WHAT NEEDS TO BE DONE
Copy each of the following records word for word, keeping every line unchanged.

RECORDS
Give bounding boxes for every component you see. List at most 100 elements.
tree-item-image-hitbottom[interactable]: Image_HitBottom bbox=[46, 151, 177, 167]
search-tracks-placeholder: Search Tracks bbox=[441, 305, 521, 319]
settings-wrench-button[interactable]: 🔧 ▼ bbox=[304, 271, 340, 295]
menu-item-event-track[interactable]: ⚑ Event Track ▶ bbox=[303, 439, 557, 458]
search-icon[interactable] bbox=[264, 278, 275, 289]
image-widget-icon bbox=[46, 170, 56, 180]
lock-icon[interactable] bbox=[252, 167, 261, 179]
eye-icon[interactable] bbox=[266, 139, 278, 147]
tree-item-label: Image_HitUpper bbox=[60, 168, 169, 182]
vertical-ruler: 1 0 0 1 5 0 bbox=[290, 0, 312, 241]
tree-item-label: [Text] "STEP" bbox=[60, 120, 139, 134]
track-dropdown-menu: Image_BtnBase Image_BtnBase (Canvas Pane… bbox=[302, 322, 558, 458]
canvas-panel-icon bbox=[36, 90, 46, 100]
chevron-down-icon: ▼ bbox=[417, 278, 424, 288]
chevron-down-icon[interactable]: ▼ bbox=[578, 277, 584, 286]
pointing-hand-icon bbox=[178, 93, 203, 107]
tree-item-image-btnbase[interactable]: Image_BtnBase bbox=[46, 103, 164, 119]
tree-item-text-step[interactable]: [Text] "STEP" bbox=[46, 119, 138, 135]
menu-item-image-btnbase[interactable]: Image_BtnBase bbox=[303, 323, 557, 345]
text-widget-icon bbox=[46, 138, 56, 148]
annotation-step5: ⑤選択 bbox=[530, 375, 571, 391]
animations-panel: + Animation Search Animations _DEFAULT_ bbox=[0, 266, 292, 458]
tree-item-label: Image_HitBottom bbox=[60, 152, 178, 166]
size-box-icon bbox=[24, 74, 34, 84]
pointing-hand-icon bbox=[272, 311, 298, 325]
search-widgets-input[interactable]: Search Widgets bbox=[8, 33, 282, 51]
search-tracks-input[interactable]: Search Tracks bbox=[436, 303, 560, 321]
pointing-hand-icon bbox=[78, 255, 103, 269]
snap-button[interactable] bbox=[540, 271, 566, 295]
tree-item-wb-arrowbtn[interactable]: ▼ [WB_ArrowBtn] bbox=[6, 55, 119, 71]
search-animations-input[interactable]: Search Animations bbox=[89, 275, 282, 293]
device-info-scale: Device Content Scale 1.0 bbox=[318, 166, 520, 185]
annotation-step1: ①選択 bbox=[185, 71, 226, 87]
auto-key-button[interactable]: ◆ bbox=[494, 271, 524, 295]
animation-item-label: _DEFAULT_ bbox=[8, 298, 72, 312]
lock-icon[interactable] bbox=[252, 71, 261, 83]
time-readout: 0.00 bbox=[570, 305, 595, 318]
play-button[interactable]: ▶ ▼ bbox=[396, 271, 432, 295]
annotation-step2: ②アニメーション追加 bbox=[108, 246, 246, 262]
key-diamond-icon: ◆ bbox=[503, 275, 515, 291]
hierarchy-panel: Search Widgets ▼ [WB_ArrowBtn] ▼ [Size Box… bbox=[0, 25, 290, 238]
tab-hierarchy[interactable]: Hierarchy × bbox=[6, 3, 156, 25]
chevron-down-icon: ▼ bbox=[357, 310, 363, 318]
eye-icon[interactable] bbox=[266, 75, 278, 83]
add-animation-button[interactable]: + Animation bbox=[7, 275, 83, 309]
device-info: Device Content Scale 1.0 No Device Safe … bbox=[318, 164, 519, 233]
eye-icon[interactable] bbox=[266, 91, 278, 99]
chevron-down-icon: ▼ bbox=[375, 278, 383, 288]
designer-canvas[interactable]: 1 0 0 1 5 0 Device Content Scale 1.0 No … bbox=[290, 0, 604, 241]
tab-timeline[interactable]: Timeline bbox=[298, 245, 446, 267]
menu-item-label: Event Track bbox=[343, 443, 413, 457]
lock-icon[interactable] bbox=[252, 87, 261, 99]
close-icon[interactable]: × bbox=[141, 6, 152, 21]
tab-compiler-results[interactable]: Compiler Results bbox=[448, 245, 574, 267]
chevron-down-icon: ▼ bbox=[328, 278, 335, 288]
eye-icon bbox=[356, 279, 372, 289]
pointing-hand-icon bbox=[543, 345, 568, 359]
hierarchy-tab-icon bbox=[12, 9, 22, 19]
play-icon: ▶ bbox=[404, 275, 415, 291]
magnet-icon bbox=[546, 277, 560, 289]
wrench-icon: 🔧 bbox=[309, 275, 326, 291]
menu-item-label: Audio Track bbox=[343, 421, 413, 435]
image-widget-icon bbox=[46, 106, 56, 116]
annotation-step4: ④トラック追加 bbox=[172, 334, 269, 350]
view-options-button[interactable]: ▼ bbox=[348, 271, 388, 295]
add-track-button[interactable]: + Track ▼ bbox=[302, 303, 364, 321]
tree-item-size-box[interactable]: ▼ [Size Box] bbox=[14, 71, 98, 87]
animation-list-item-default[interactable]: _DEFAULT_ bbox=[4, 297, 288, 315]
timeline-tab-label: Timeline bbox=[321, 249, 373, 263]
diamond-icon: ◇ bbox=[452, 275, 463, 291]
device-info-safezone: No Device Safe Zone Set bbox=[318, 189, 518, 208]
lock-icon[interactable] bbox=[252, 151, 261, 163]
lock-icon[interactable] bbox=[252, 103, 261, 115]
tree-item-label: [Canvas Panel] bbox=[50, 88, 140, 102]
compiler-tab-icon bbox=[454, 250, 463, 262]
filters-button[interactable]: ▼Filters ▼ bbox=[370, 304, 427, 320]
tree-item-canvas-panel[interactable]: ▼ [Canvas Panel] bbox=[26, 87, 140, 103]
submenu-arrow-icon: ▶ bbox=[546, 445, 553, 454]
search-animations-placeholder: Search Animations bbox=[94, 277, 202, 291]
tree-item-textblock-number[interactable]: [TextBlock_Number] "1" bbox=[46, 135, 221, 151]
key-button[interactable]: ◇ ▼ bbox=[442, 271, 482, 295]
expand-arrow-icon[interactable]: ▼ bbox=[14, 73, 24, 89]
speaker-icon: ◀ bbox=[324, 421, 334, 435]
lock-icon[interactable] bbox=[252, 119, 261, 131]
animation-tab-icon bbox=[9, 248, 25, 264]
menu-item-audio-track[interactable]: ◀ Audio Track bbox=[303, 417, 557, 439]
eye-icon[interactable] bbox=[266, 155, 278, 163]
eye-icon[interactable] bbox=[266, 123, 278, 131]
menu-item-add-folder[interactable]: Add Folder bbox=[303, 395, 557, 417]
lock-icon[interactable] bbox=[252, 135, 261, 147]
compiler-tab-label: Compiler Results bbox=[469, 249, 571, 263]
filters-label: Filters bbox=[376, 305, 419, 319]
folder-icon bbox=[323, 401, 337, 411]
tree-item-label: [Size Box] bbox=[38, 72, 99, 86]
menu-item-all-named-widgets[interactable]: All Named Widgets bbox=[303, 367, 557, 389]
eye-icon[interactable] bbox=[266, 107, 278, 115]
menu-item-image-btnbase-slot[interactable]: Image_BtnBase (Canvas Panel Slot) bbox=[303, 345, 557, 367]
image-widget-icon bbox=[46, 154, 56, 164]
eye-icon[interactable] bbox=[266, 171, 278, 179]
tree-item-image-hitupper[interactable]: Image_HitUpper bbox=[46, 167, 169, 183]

FINISHED EXERCISE
Give bounding boxes for every component you see. List at most 100 elements.
tree-item-image-hitbottom[interactable]: Image_HitBottom bbox=[46, 151, 177, 167]
search-tracks-placeholder: Search Tracks bbox=[441, 305, 521, 319]
settings-wrench-button[interactable]: 🔧 ▼ bbox=[304, 271, 340, 295]
menu-item-event-track[interactable]: ⚑ Event Track ▶ bbox=[303, 439, 557, 458]
search-icon[interactable] bbox=[264, 278, 275, 289]
image-widget-icon bbox=[46, 170, 56, 180]
lock-icon[interactable] bbox=[252, 167, 261, 179]
eye-icon[interactable] bbox=[266, 139, 278, 147]
tree-item-label: Image_HitUpper bbox=[60, 168, 169, 182]
vertical-ruler: 1 0 0 1 5 0 bbox=[290, 0, 312, 241]
tree-item-label: [Text] "STEP" bbox=[60, 120, 139, 134]
track-dropdown-menu: Image_BtnBase Image_BtnBase (Canvas Pane… bbox=[302, 322, 558, 458]
canvas-panel-icon bbox=[36, 90, 46, 100]
chevron-down-icon: ▼ bbox=[417, 278, 424, 288]
chevron-down-icon[interactable]: ▼ bbox=[578, 277, 584, 286]
pointing-hand-icon bbox=[178, 93, 203, 107]
tree-item-image-btnbase[interactable]: Image_BtnBase bbox=[46, 103, 164, 119]
tree-item-text-step[interactable]: [Text] "STEP" bbox=[46, 119, 138, 135]
menu-item-image-btnbase[interactable]: Image_BtnBase bbox=[303, 323, 557, 345]
text-widget-icon bbox=[46, 138, 56, 148]
annotation-step5: ⑤選択 bbox=[530, 375, 571, 391]
animations-panel: + Animation Search Animations _DEFAULT_ bbox=[0, 266, 292, 458]
tree-item-label: Image_HitBottom bbox=[60, 152, 178, 166]
size-box-icon bbox=[24, 74, 34, 84]
pointing-hand-icon bbox=[272, 311, 298, 325]
search-widgets-input[interactable]: Search Widgets bbox=[8, 33, 282, 51]
search-tracks-input[interactable]: Search Tracks bbox=[436, 303, 560, 321]
pointing-hand-icon bbox=[78, 255, 103, 269]
snap-button[interactable] bbox=[540, 271, 566, 295]
tree-item-wb-arrowbtn[interactable]: ▼ [WB_ArrowBtn] bbox=[6, 55, 119, 71]
search-animations-input[interactable]: Search Animations bbox=[89, 275, 282, 293]
device-info-scale: Device Content Scale 1.0 bbox=[318, 166, 520, 185]
annotation-step1: ①選択 bbox=[185, 71, 226, 87]
auto-key-button[interactable]: ◆ bbox=[494, 271, 524, 295]
animation-item-label: _DEFAULT_ bbox=[8, 298, 72, 312]
lock-icon[interactable] bbox=[252, 71, 261, 83]
time-readout: 0.00 bbox=[570, 305, 595, 318]
play-button[interactable]: ▶ ▼ bbox=[396, 271, 432, 295]
annotation-step2: ②アニメーション追加 bbox=[108, 246, 246, 262]
key-diamond-icon: ◆ bbox=[503, 275, 515, 291]
hierarchy-panel: Search Widgets ▼ [WB_ArrowBtn] ▼ [Size Box… bbox=[0, 25, 290, 238]
tab-hierarchy[interactable]: Hierarchy × bbox=[6, 3, 156, 25]
chevron-down-icon: ▼ bbox=[357, 310, 363, 318]
eye-icon[interactable] bbox=[266, 75, 278, 83]
add-animation-button[interactable]: + Animation bbox=[7, 275, 83, 309]
device-info: Device Content Scale 1.0 No Device Safe … bbox=[318, 164, 519, 233]
eye-icon[interactable] bbox=[266, 91, 278, 99]
chevron-down-icon: ▼ bbox=[375, 278, 383, 288]
designer-canvas[interactable]: 1 0 0 1 5 0 Device Content Scale 1.0 No … bbox=[290, 0, 604, 241]
tab-timeline[interactable]: Timeline bbox=[298, 245, 446, 267]
menu-item-label: Event Track bbox=[343, 443, 413, 457]
lock-icon[interactable] bbox=[252, 87, 261, 99]
close-icon[interactable]: × bbox=[141, 6, 152, 21]
tab-compiler-results[interactable]: Compiler Results bbox=[448, 245, 574, 267]
chevron-down-icon: ▼ bbox=[328, 278, 335, 288]
eye-icon bbox=[356, 279, 372, 289]
pointing-hand-icon bbox=[543, 345, 568, 359]
hierarchy-tab-icon bbox=[12, 9, 22, 19]
play-icon: ▶ bbox=[404, 275, 415, 291]
magnet-icon bbox=[546, 277, 560, 289]
wrench-icon: 🔧 bbox=[309, 275, 326, 291]
menu-item-label: Audio Track bbox=[343, 421, 413, 435]
image-widget-icon bbox=[46, 106, 56, 116]
annotation-step4: ④トラック追加 bbox=[172, 334, 269, 350]
view-options-button[interactable]: ▼ bbox=[348, 271, 388, 295]
add-track-button[interactable]: + Track ▼ bbox=[302, 303, 364, 321]
tree-item-size-box[interactable]: ▼ [Size Box] bbox=[14, 71, 98, 87]
animation-list-item-default[interactable]: _DEFAULT_ bbox=[4, 297, 288, 315]
timeline-tab-label: Timeline bbox=[321, 249, 373, 263]
diamond-icon: ◇ bbox=[452, 275, 463, 291]
device-info-safezone: No Device Safe Zone Set bbox=[318, 189, 518, 208]
lock-icon[interactable] bbox=[252, 151, 261, 163]
lock-icon[interactable] bbox=[252, 103, 261, 115]
tree-item-label: [Canvas Panel] bbox=[50, 88, 140, 102]
compiler-tab-icon bbox=[454, 250, 463, 262]
filters-button[interactable]: ▼Filters ▼ bbox=[370, 304, 427, 320]
tree-item-canvas-panel[interactable]: ▼ [Canvas Panel] bbox=[26, 87, 140, 103]
submenu-arrow-icon: ▶ bbox=[546, 445, 553, 454]
search-animations-placeholder: Search Animations bbox=[94, 277, 202, 291]
tree-item-textblock-number[interactable]: [TextBlock_Number] "1" bbox=[46, 135, 221, 151]
key-button[interactable]: ◇ ▼ bbox=[442, 271, 482, 295]
expand-arrow-icon[interactable]: ▼ bbox=[14, 73, 24, 89]
speaker-icon: ◀ bbox=[324, 421, 334, 435]
lock-icon[interactable] bbox=[252, 119, 261, 131]
animation-tab-icon bbox=[9, 248, 25, 264]
menu-item-audio-track[interactable]: ◀ Audio Track bbox=[303, 417, 557, 439]
eye-icon[interactable] bbox=[266, 155, 278, 163]
eye-icon[interactable] bbox=[266, 123, 278, 131]
menu-item-add-folder[interactable]: Add Folder bbox=[303, 395, 557, 417]
lock-icon[interactable] bbox=[252, 135, 261, 147]
compiler-tab-label: Compiler Results bbox=[469, 249, 571, 263]
filters-label: Filters bbox=[376, 305, 419, 319]
folder-icon bbox=[323, 401, 337, 411]
tree-item-label: [Size Box] bbox=[38, 72, 99, 86]
menu-item-all-named-widgets[interactable]: All Named Widgets bbox=[303, 367, 557, 389]
eye-icon[interactable] bbox=[266, 107, 278, 115]
menu-item-image-btnbase-slot[interactable]: Image_BtnBase (Canvas Panel Slot) bbox=[303, 345, 557, 367]
image-widget-icon bbox=[46, 154, 56, 164]
eye-icon[interactable] bbox=[266, 171, 278, 179]
tree-item-image-hitupper[interactable]: Image_HitUpper bbox=[46, 167, 169, 183]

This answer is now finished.